_Provided records_.
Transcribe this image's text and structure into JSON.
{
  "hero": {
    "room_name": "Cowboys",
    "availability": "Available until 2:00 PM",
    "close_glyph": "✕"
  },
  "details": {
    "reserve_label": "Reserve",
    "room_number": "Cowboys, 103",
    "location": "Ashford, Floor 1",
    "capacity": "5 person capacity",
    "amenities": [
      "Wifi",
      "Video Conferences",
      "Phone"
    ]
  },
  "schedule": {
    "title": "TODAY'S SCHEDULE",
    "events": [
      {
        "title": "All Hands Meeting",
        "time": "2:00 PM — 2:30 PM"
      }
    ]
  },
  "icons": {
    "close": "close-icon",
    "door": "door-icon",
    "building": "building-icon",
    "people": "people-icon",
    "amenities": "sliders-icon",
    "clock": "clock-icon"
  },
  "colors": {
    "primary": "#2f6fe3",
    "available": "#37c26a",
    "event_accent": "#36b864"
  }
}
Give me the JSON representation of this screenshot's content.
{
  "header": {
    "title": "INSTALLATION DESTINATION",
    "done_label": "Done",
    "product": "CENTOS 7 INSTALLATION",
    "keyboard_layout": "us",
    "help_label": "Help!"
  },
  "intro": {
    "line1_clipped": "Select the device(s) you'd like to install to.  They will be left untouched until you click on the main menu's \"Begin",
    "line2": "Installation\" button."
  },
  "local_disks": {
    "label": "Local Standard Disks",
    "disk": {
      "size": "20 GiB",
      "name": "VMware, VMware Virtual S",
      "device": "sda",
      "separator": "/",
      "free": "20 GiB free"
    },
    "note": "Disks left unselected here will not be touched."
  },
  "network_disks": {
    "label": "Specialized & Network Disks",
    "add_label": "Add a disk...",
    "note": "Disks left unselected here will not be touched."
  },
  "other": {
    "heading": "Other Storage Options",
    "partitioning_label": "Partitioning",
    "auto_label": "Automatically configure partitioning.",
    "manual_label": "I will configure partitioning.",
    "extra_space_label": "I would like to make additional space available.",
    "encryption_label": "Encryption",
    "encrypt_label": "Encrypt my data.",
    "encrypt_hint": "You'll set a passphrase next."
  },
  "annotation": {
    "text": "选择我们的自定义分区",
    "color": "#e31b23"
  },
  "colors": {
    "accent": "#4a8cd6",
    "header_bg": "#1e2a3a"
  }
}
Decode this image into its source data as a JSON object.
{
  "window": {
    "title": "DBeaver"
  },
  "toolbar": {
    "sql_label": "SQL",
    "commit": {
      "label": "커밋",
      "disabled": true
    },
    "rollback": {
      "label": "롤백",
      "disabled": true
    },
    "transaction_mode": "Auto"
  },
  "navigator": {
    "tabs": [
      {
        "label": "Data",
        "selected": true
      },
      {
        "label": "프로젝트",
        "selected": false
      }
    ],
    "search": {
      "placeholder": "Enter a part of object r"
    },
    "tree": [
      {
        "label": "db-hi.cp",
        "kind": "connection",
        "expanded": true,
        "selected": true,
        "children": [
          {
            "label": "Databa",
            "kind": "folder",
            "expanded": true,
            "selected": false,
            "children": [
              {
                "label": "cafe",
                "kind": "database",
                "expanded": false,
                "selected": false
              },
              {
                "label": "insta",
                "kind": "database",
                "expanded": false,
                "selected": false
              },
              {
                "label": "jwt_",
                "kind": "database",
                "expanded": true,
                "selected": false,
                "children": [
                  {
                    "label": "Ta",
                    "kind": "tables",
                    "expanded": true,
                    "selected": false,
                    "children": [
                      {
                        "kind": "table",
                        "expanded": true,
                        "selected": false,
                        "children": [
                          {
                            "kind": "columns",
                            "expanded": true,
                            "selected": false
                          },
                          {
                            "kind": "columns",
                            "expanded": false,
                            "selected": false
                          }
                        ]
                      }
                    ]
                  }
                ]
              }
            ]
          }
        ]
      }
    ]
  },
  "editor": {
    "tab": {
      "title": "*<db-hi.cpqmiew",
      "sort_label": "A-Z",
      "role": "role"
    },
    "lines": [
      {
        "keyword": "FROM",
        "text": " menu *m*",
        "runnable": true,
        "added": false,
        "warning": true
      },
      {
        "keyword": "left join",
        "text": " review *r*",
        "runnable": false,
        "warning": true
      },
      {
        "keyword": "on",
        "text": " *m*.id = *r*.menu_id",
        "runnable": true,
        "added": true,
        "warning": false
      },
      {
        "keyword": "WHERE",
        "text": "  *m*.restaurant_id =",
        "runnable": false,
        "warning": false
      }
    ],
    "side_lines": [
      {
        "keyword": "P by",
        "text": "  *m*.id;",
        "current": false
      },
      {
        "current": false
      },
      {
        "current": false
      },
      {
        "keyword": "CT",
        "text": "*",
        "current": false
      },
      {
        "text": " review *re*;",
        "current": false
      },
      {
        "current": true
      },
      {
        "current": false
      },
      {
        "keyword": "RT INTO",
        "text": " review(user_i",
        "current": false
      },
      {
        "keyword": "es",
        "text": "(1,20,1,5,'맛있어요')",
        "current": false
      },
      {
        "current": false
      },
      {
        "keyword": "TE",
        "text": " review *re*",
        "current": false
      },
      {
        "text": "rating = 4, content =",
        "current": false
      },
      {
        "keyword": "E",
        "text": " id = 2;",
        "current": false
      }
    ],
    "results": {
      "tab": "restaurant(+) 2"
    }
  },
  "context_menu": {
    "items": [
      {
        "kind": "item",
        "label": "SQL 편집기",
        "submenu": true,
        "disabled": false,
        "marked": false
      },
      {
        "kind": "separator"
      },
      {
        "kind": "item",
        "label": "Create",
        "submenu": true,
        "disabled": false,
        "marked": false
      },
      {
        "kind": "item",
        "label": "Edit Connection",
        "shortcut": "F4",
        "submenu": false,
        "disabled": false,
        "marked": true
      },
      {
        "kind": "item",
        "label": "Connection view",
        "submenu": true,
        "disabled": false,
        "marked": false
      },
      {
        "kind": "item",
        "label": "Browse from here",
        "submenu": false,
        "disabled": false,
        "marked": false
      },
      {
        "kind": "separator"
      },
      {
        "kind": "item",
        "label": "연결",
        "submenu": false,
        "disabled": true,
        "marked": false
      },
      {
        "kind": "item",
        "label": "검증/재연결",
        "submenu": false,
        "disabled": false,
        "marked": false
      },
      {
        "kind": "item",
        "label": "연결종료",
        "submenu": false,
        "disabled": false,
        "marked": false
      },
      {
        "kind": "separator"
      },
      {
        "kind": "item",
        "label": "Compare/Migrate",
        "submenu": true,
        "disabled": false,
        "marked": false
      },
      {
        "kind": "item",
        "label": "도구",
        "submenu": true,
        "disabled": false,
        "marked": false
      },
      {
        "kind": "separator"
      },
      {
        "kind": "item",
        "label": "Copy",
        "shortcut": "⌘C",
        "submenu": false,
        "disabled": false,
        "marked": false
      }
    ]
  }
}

_What you have to do_. Using the data above, copy each line that contains "like".

_Solution to the problem_.
    "line1_clipped": "Select the device(s) you'd like to install to.  They will be left untouched until you click on the main menu's \"Begin",
    "extra_space_label": "I would like to make additional space available.",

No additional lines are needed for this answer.